---------- Input rows ----------

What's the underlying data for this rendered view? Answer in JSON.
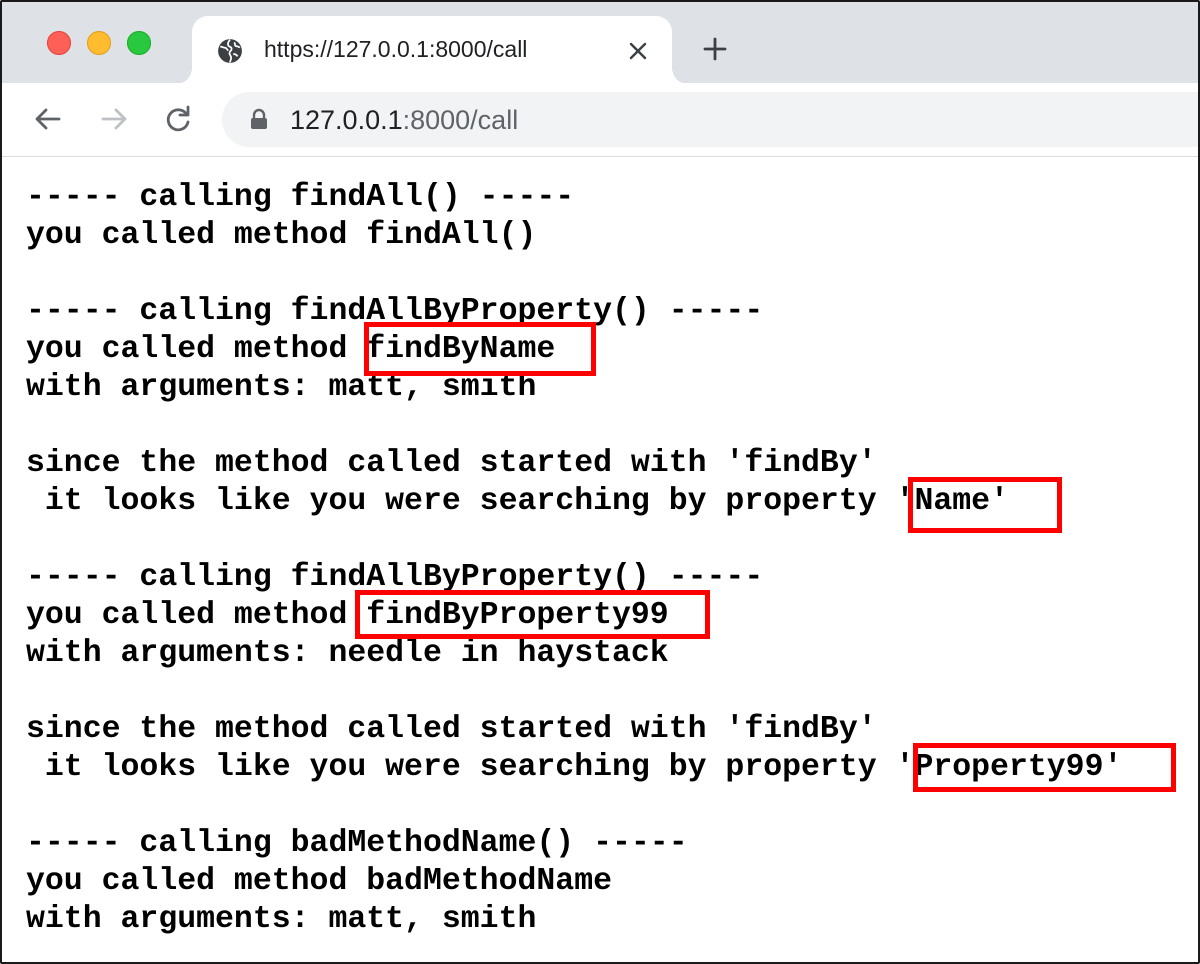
{
  "browser": {
    "tab_title": "https://127.0.0.1:8000/call",
    "url_host": "127.0.0.1",
    "url_rest": ":8000/call"
  },
  "page": {
    "lines": [
      "----- calling findAll() -----",
      "you called method findAll()",
      "",
      "----- calling findAllByProperty() -----",
      "you called method findByName",
      "with arguments: matt, smith",
      "",
      "since the method called started with 'findBy'",
      " it looks like you were searching by property 'Name'",
      "",
      "----- calling findAllByProperty() -----",
      "you called method findByProperty99",
      "with arguments: needle in haystack",
      "",
      "since the method called started with 'findBy'",
      " it looks like you were searching by property 'Property99'",
      "",
      "----- calling badMethodName() -----",
      "you called method badMethodName",
      "with arguments: matt, smith"
    ],
    "highlight_color": "#ff0000"
  },
  "colors": {
    "titlebar": "#dee1e6",
    "omnibox": "#f1f3f4",
    "close": "#fe5f57",
    "minimize": "#febc2e",
    "maximize": "#28c840"
  }
}
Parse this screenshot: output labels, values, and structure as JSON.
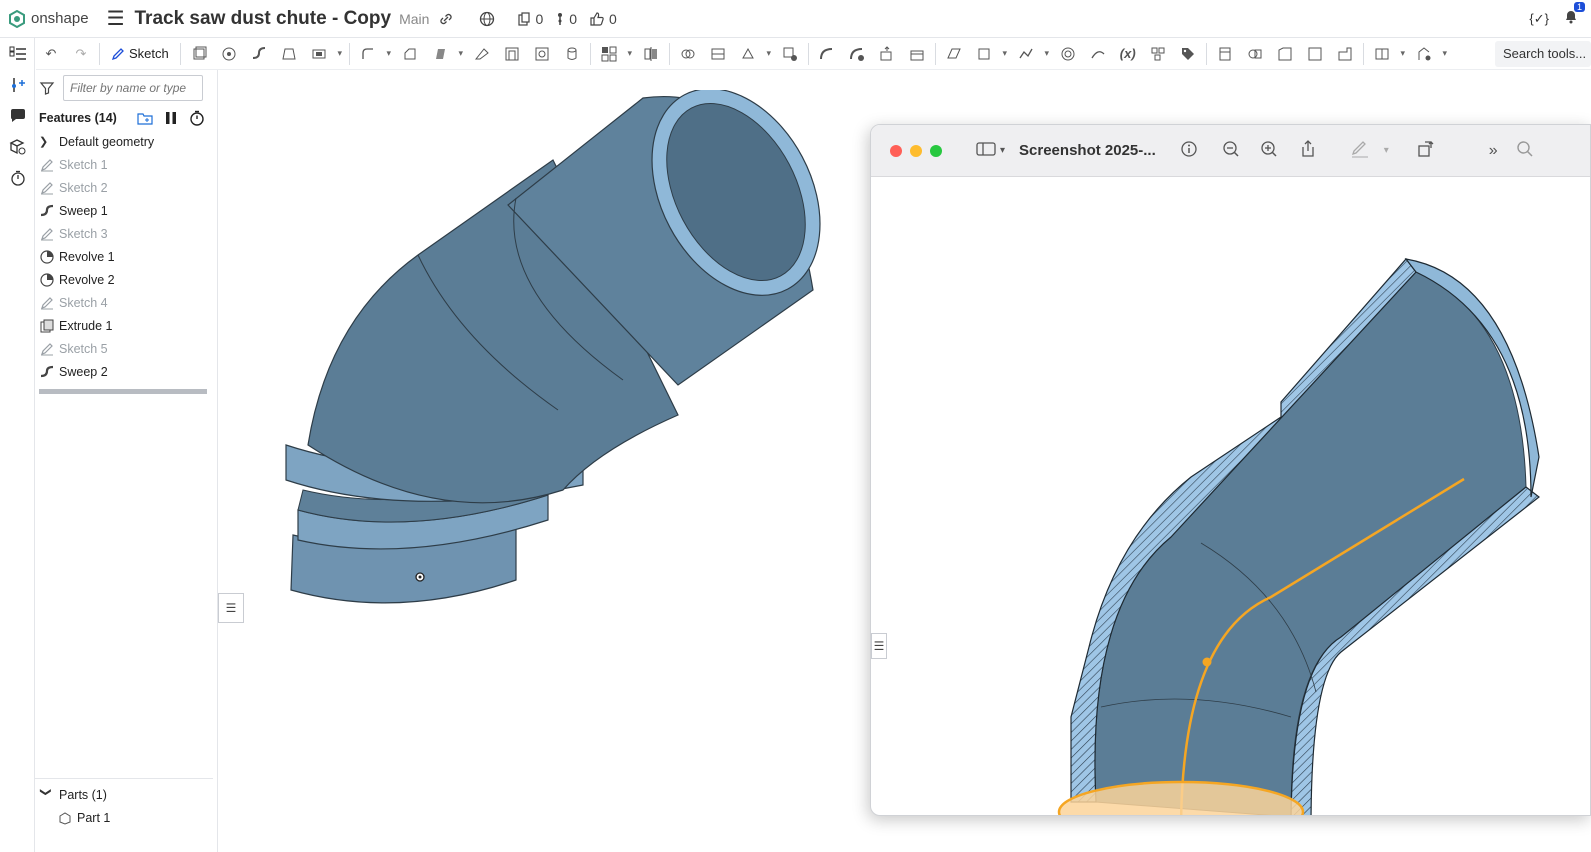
{
  "app": {
    "logo_text": "onshape",
    "doc_title": "Track saw dust chute - Copy",
    "branch": "Main"
  },
  "topbar": {
    "versions_count": "0",
    "branches_count": "0",
    "likes_count": "0",
    "notification_count": "1",
    "code_label": "{✓}"
  },
  "toolbar": {
    "sketch_label": "Sketch",
    "search_label": "Search tools..."
  },
  "panel": {
    "filter_placeholder": "Filter by name or type",
    "features_title": "Features (14)",
    "default_geometry": "Default geometry",
    "features": [
      {
        "label": "Sketch 1",
        "type": "sketch"
      },
      {
        "label": "Sketch 2",
        "type": "sketch"
      },
      {
        "label": "Sweep 1",
        "type": "sweep"
      },
      {
        "label": "Sketch 3",
        "type": "sketch"
      },
      {
        "label": "Revolve 1",
        "type": "revolve"
      },
      {
        "label": "Revolve 2",
        "type": "revolve"
      },
      {
        "label": "Sketch 4",
        "type": "sketch"
      },
      {
        "label": "Extrude 1",
        "type": "extrude"
      },
      {
        "label": "Sketch 5",
        "type": "sketch"
      },
      {
        "label": "Sweep 2",
        "type": "sweep"
      }
    ],
    "parts_title": "Parts (1)",
    "parts": [
      {
        "label": "Part 1"
      }
    ]
  },
  "preview": {
    "title": "Screenshot 2025-..."
  },
  "colors": {
    "model_fill": "#5b7d96",
    "model_light": "#8fb8d8",
    "highlight": "#f5a623",
    "highlight_fill": "#fbd49a"
  }
}
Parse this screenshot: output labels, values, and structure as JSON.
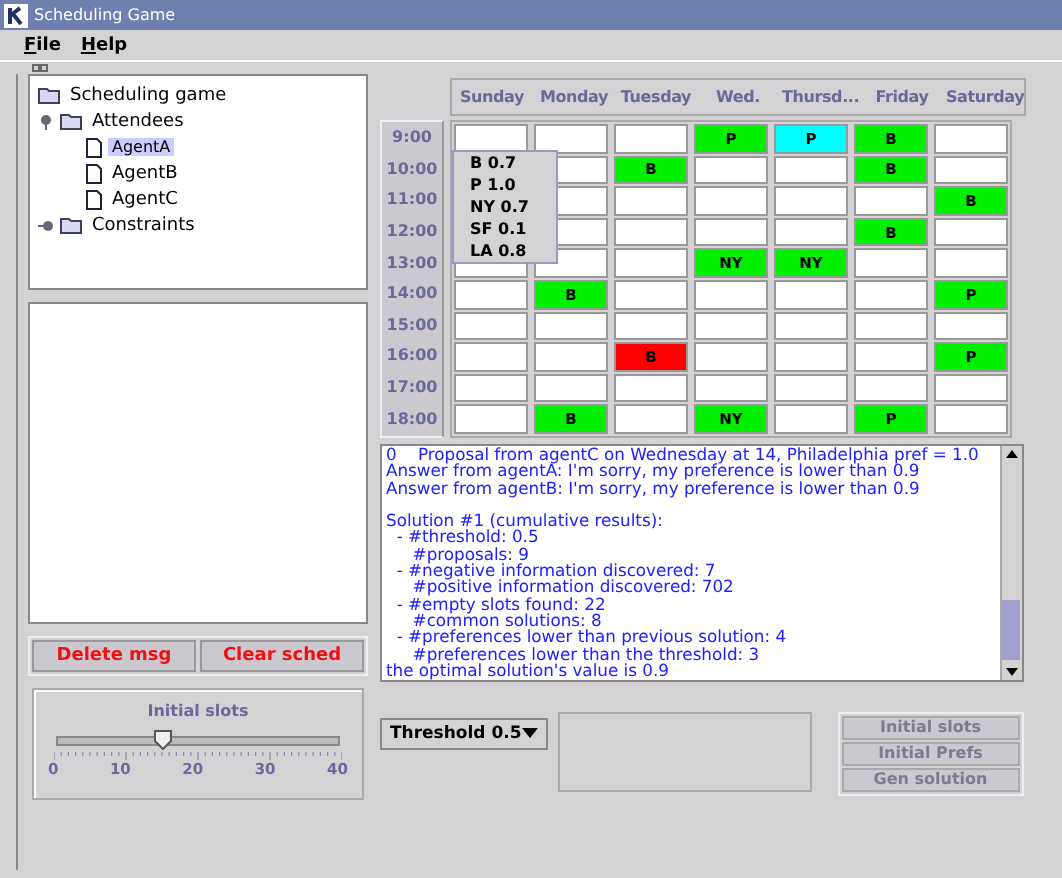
{
  "window": {
    "title": "Scheduling Game"
  },
  "menu": [
    {
      "label": "File"
    },
    {
      "label": "Help"
    }
  ],
  "tree": [
    {
      "label": "Scheduling game",
      "kind": "folder",
      "selected": false,
      "children": [
        {
          "label": "Attendees",
          "kind": "folder",
          "expanded": true,
          "selected": false,
          "children": [
            {
              "label": "AgentA",
              "kind": "file",
              "selected": true
            },
            {
              "label": "AgentB",
              "kind": "file",
              "selected": false
            },
            {
              "label": "AgentC",
              "kind": "file",
              "selected": false
            }
          ]
        },
        {
          "label": "Constraints",
          "kind": "folder",
          "expanded": false,
          "selected": false
        }
      ]
    }
  ],
  "left_buttons": [
    "Delete msg",
    "Clear sched"
  ],
  "slider": {
    "title": "Initial slots",
    "level": 0.375,
    "tick_labels": [
      "0",
      "10",
      "20",
      "30",
      "40"
    ]
  },
  "schedule": {
    "days": [
      "Sunday",
      "Monday",
      "Tuesday",
      "Wed.",
      "Thursd...",
      "Friday",
      "Saturday"
    ],
    "rows": [
      {
        "time": "9:00",
        "cells": [
          {
            "color": "#ffffff"
          },
          {
            "color": "#ffffff"
          },
          {
            "color": "#ffffff"
          },
          {
            "text": "P",
            "color": "#00ee00"
          },
          {
            "text": "P",
            "color": "#00ffff"
          },
          {
            "text": "B",
            "color": "#00ee00"
          },
          {
            "color": "#ffffff"
          }
        ]
      },
      {
        "time": "10:00",
        "cells": [
          null,
          {
            "color": "#ffffff"
          },
          {
            "text": "B",
            "color": "#00ee00"
          },
          {
            "color": "#ffffff"
          },
          {
            "color": "#ffffff"
          },
          {
            "text": "B",
            "color": "#00ee00"
          },
          {
            "color": "#ffffff"
          }
        ]
      },
      {
        "time": "11:00",
        "cells": [
          null,
          {
            "color": "#ffffff"
          },
          {
            "color": "#ffffff"
          },
          {
            "color": "#ffffff"
          },
          {
            "color": "#ffffff"
          },
          {
            "color": "#ffffff"
          },
          {
            "text": "B",
            "color": "#00ee00"
          }
        ]
      },
      {
        "time": "12:00",
        "cells": [
          null,
          {
            "color": "#ffffff"
          },
          {
            "color": "#ffffff"
          },
          {
            "color": "#ffffff"
          },
          {
            "color": "#ffffff"
          },
          {
            "text": "B",
            "color": "#00ee00"
          },
          {
            "color": "#ffffff"
          }
        ]
      },
      {
        "time": "13:00",
        "cells": [
          {
            "color": "#ffffff"
          },
          {
            "color": "#ffffff"
          },
          {
            "color": "#ffffff"
          },
          {
            "text": "NY",
            "color": "#00ee00"
          },
          {
            "text": "NY",
            "color": "#00ee00"
          },
          {
            "color": "#ffffff"
          },
          {
            "color": "#ffffff"
          }
        ]
      },
      {
        "time": "14:00",
        "cells": [
          {
            "color": "#ffffff"
          },
          {
            "text": "B",
            "color": "#00ee00"
          },
          {
            "color": "#ffffff"
          },
          {
            "color": "#ffffff"
          },
          {
            "color": "#ffffff"
          },
          {
            "color": "#ffffff"
          },
          {
            "text": "P",
            "color": "#00ee00"
          }
        ]
      },
      {
        "time": "15:00",
        "cells": [
          {
            "color": "#ffffff"
          },
          {
            "color": "#ffffff"
          },
          {
            "color": "#ffffff"
          },
          {
            "color": "#ffffff"
          },
          {
            "color": "#ffffff"
          },
          {
            "color": "#ffffff"
          },
          {
            "color": "#ffffff"
          }
        ]
      },
      {
        "time": "16:00",
        "cells": [
          {
            "color": "#ffffff"
          },
          {
            "color": "#ffffff"
          },
          {
            "text": "B",
            "color": "#ff0000"
          },
          {
            "color": "#ffffff"
          },
          {
            "color": "#ffffff"
          },
          {
            "color": "#ffffff"
          },
          {
            "text": "P",
            "color": "#00ee00"
          }
        ]
      },
      {
        "time": "17:00",
        "cells": [
          {
            "color": "#ffffff"
          },
          {
            "color": "#ffffff"
          },
          {
            "color": "#ffffff"
          },
          {
            "color": "#ffffff"
          },
          {
            "color": "#ffffff"
          },
          {
            "color": "#ffffff"
          },
          {
            "color": "#ffffff"
          }
        ]
      },
      {
        "time": "18:00",
        "cells": [
          {
            "color": "#ffffff"
          },
          {
            "text": "B",
            "color": "#00ee00"
          },
          {
            "color": "#ffffff"
          },
          {
            "text": "NY",
            "color": "#00ee00"
          },
          {
            "color": "#ffffff"
          },
          {
            "text": "P",
            "color": "#00ee00"
          },
          {
            "color": "#ffffff"
          }
        ]
      }
    ],
    "tooltip": [
      "B 0.7",
      "P 1.0",
      "NY 0.7",
      "SF 0.1",
      "LA 0.8"
    ]
  },
  "log": [
    [
      "0    Proposal from agentC on Wednesday at 14, Philadelphia pref = 1.0",
      "Answer from agentA: I'm sorry, my preference is lower than 0.9",
      "Answer from agentB: I'm sorry, my preference is lower than 0.9"
    ],
    [
      "Solution #1 (cumulative results):",
      "  - #threshold: 0.5",
      "     #proposals: 9",
      "  - #negative information discovered: 7",
      "     #positive information discovered: 702",
      "  - #empty slots found: 22",
      "     #common solutions: 8",
      "  - #preferences lower than previous solution: 4",
      "     #preferences lower than the threshold: 3",
      "the optimal solution's value is 0.9"
    ]
  ],
  "threshold": {
    "value": "Threshold 0.5"
  },
  "right_buttons": [
    {
      "label": "Initial slots",
      "disabled": true
    },
    {
      "label": "Initial Prefs",
      "disabled": true
    },
    {
      "label": "Gen solution",
      "disabled": true
    }
  ]
}
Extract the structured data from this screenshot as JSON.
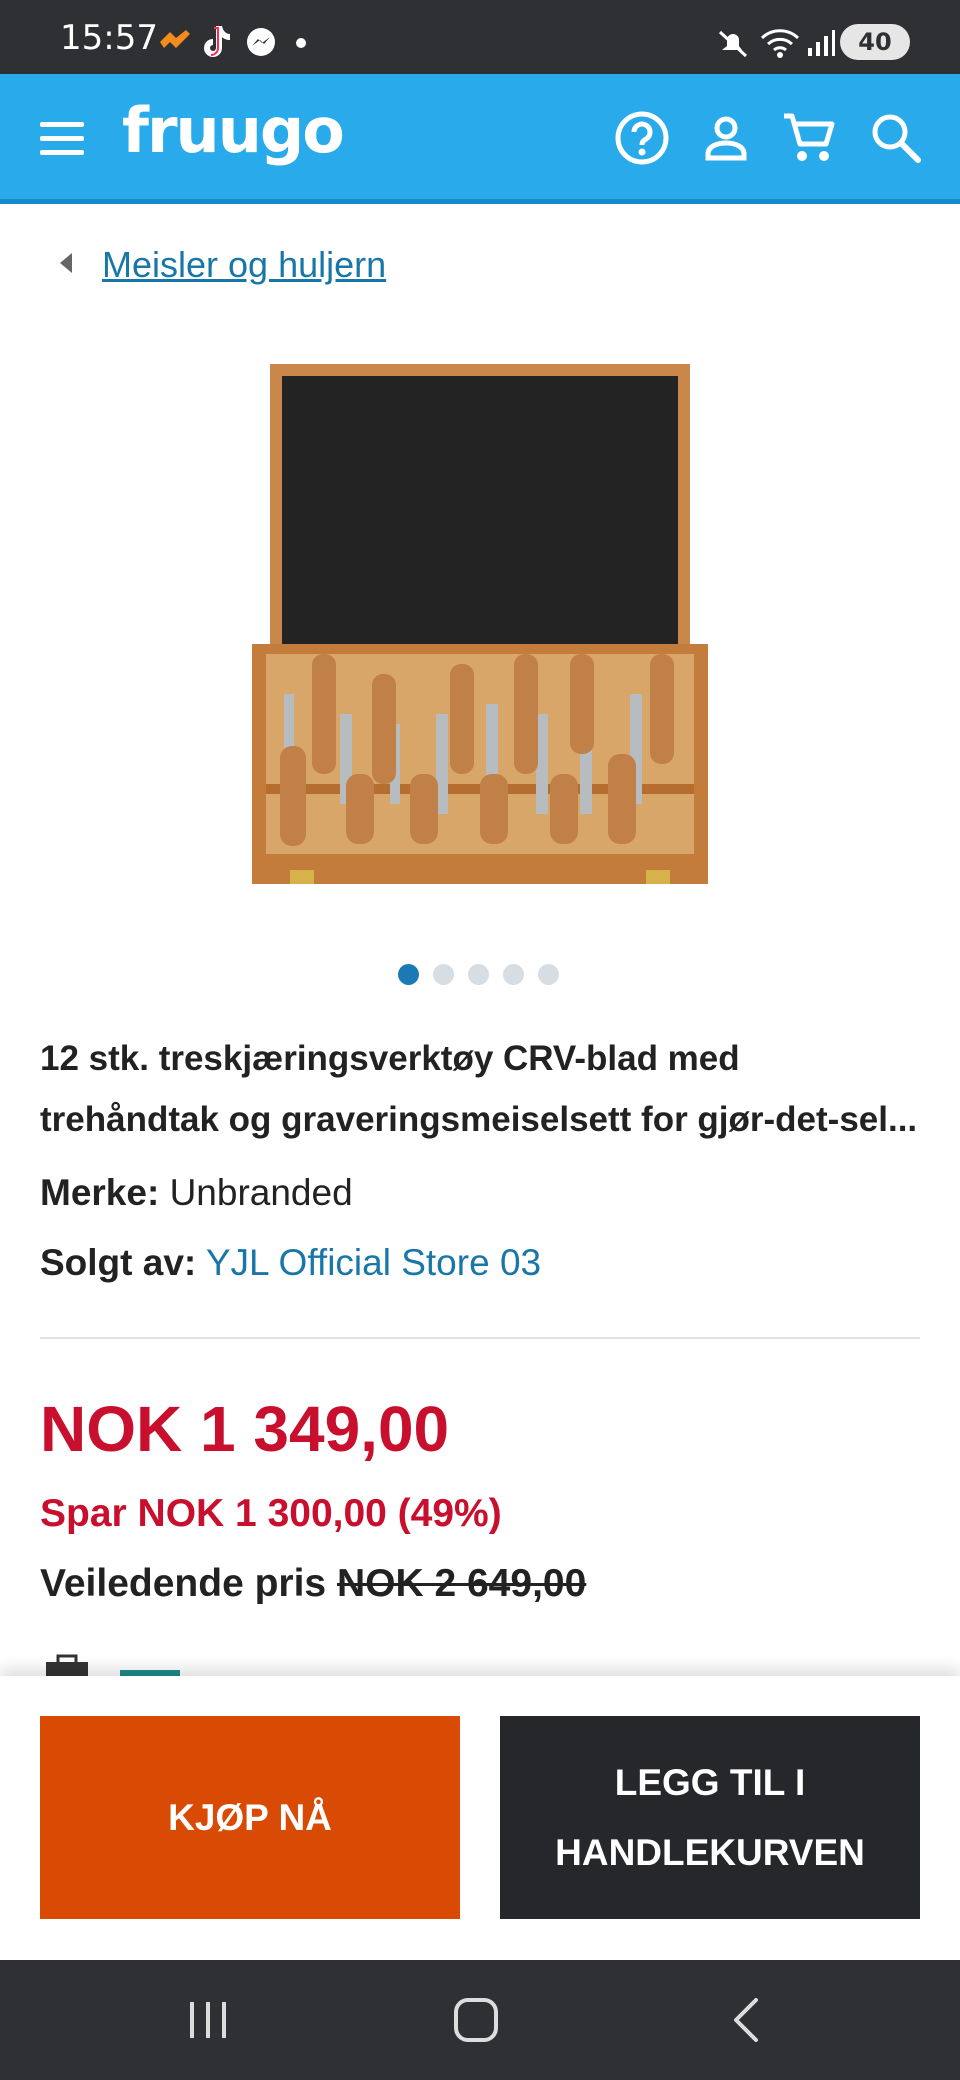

----------

■ **Challenge**
Tell how many lines in the records above contain "Scheduling", giving the number and no other words.

■ **Solution for this problem**
2